[Start of PROVIDED DATA]

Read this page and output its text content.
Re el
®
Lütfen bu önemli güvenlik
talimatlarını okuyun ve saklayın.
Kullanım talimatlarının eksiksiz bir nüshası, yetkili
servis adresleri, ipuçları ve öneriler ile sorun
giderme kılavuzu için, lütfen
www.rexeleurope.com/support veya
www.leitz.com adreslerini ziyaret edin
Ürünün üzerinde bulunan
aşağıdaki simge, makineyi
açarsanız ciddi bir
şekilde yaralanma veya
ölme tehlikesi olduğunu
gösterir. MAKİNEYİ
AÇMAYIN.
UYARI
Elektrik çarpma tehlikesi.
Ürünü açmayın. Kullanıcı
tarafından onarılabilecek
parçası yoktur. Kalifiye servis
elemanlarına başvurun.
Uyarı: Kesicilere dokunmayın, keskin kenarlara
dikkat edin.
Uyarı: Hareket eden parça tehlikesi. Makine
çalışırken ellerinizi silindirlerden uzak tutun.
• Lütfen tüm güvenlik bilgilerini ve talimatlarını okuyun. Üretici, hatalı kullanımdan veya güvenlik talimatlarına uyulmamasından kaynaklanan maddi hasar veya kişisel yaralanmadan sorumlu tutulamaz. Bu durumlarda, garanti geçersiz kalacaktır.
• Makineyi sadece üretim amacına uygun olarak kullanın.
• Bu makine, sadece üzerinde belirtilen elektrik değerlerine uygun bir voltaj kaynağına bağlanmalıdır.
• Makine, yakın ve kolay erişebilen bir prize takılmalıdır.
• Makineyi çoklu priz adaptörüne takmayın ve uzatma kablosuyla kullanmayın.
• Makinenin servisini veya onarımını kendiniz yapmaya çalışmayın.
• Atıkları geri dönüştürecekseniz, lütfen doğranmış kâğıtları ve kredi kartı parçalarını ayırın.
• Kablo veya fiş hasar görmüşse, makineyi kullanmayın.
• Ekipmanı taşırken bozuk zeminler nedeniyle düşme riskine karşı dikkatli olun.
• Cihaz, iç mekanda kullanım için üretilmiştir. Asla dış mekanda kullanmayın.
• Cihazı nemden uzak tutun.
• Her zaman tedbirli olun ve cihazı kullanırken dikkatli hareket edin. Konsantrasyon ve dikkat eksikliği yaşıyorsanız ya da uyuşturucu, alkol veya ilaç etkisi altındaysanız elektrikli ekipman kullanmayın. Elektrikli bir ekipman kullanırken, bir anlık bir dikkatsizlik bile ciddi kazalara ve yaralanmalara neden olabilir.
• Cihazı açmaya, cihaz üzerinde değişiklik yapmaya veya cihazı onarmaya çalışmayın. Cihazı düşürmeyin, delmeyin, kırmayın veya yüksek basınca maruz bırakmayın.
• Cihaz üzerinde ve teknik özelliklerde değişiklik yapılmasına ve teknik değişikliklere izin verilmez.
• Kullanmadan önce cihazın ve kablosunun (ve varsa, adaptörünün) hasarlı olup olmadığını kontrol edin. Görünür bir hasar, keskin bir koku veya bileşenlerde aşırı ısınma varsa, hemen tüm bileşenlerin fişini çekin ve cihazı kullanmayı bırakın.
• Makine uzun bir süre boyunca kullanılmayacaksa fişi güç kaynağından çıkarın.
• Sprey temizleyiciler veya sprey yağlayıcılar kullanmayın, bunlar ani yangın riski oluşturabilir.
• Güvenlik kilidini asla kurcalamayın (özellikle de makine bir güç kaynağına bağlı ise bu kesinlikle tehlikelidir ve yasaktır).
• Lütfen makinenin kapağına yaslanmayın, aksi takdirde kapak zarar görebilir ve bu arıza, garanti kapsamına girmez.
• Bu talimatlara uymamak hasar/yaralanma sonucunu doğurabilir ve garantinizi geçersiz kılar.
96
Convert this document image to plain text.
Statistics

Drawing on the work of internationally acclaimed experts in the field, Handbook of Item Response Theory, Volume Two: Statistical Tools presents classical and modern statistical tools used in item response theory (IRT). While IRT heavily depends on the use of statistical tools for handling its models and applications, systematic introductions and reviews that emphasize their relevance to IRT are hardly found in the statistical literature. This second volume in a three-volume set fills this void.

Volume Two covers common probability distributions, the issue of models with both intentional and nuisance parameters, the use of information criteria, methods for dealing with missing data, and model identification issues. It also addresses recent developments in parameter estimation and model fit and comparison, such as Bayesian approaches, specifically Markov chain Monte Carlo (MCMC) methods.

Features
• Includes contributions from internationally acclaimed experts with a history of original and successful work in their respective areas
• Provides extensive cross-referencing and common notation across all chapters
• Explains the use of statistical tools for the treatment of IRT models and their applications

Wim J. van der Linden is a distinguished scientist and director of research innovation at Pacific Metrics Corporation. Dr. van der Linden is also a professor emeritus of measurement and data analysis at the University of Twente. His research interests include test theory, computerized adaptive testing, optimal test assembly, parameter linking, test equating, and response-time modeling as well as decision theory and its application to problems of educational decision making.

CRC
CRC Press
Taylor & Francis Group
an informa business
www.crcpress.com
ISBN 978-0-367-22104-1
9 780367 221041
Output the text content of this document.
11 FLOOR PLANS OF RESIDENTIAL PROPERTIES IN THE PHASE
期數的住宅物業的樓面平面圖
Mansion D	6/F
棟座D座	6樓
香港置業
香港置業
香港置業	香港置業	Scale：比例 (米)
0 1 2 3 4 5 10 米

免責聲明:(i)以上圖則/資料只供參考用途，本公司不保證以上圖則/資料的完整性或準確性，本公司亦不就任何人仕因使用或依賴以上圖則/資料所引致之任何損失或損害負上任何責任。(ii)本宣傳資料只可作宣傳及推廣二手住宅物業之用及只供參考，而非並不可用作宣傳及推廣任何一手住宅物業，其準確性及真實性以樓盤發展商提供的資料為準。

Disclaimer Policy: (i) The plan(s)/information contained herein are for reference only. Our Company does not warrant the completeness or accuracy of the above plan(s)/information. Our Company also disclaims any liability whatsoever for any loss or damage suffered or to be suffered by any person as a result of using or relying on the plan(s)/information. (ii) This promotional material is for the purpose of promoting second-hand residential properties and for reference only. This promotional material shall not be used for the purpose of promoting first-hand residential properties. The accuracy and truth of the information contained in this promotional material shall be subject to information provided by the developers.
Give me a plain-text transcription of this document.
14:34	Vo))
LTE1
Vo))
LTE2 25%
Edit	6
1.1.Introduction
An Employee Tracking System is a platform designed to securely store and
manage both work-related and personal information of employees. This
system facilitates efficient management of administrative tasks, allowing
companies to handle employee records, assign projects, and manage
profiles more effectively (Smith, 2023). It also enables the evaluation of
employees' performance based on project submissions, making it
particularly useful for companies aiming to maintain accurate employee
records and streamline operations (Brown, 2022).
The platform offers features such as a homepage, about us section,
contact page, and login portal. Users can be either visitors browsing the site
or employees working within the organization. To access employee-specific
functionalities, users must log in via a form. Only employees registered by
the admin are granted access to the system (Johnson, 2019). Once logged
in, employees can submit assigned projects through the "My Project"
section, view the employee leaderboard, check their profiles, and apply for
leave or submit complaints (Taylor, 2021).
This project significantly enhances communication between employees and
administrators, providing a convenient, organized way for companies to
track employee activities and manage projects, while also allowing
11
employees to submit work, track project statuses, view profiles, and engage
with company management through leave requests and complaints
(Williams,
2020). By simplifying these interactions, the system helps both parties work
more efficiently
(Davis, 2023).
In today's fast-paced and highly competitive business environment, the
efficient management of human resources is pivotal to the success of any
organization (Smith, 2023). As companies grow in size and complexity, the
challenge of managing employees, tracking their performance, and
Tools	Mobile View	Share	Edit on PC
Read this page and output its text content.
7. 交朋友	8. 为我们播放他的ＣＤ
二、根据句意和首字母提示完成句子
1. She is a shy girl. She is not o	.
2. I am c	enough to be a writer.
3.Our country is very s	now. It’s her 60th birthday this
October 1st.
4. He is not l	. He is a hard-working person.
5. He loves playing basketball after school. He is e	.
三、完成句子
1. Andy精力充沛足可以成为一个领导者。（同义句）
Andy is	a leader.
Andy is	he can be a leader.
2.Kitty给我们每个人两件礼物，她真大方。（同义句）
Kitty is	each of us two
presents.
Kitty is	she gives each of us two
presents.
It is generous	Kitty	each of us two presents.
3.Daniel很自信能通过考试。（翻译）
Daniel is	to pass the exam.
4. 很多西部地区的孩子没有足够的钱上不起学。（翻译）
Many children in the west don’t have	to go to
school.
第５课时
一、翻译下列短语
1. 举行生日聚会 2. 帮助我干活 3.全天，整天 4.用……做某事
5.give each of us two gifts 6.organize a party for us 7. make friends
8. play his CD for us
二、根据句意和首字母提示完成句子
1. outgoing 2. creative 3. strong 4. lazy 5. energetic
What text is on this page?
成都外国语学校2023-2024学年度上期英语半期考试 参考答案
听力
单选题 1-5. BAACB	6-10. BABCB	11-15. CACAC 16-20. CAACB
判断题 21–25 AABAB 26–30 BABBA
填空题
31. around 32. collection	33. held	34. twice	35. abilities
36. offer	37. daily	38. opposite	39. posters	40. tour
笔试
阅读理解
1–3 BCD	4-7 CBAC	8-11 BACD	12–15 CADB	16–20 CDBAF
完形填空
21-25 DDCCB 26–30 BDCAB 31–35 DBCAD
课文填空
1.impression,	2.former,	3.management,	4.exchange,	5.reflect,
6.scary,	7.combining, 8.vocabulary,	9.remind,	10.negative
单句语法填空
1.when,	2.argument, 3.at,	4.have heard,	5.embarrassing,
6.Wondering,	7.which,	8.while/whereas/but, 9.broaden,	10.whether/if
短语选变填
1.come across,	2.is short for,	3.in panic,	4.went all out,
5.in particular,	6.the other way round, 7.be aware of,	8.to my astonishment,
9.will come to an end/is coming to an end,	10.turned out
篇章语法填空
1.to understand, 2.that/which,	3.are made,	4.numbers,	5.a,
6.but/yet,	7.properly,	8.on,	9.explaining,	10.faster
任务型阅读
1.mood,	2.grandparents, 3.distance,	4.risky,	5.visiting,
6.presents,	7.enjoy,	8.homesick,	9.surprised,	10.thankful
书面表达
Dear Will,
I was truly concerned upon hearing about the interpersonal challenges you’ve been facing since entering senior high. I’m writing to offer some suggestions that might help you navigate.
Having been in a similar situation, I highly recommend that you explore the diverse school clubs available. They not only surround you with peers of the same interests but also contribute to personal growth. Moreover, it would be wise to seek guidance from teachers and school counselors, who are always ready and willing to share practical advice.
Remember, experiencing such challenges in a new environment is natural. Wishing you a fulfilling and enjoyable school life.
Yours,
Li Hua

[End of PROVIDED DATA]

DESCRIPTION OF THE TASK:
Where a line above holds the string "across", show that line.

REPLY:
• Provides extensive cross-referencing and common notation across all chapters
1.come across,	2.is short for,	3.in panic,	4.went all out,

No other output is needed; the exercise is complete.